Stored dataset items
::::

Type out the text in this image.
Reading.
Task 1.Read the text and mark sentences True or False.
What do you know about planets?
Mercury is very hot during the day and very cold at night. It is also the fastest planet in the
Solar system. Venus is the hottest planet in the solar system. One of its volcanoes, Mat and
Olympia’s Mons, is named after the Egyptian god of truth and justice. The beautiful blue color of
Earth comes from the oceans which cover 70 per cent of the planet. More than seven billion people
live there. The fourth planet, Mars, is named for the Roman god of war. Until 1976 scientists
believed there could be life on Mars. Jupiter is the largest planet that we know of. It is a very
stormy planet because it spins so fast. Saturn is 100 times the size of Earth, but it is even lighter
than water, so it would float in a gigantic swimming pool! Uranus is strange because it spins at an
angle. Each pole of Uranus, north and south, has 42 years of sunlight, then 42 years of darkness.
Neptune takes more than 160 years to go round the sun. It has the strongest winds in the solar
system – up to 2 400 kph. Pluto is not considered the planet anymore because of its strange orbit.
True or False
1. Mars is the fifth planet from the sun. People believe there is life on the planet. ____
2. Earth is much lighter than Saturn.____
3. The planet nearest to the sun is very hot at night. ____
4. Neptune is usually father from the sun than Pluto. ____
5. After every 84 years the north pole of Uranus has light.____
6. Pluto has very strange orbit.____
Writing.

::::

*What is required*: Reproduce every record, matching each line exactly.

*Solution for this exercise*:
Type out the text in this image.
Reading.
Task 1.Read the text and mark sentences True or False.
What do you know about planets?
Mercury is very hot during the day and very cold at night. It is also the fastest planet in the
Solar system. Venus is the hottest planet in the solar system. One of its volcanoes, Mat and
Olympia’s Mons, is named after the Egyptian god of truth and justice. The beautiful blue color of
Earth comes from the oceans which cover 70 per cent of the planet. More than seven billion people
live there. The fourth planet, Mars, is named for the Roman god of war. Until 1976 scientists
believed there could be life on Mars. Jupiter is the largest planet that we know of. It is a very
stormy planet because it spins so fast. Saturn is 100 times the size of Earth, but it is even lighter
than water, so it would float in a gigantic swimming pool! Uranus is strange because it spins at an
angle. Each pole of Uranus, north and south, has 42 years of sunlight, then 42 years of darkness.
Neptune takes more than 160 years to go round the sun. It has the strongest winds in the solar
system – up to 2 400 kph. Pluto is not considered the planet anymore because of its strange orbit.
True or False
1. Mars is the fifth planet from the sun. People believe there is life on the planet. ____
2. Earth is much lighter than Saturn.____
3. The planet nearest to the sun is very hot at night. ____
4. Neptune is usually father from the sun than Pluto. ____
5. After every 84 years the north pole of Uranus has light.____
6. Pluto has very strange orbit.____
Writing.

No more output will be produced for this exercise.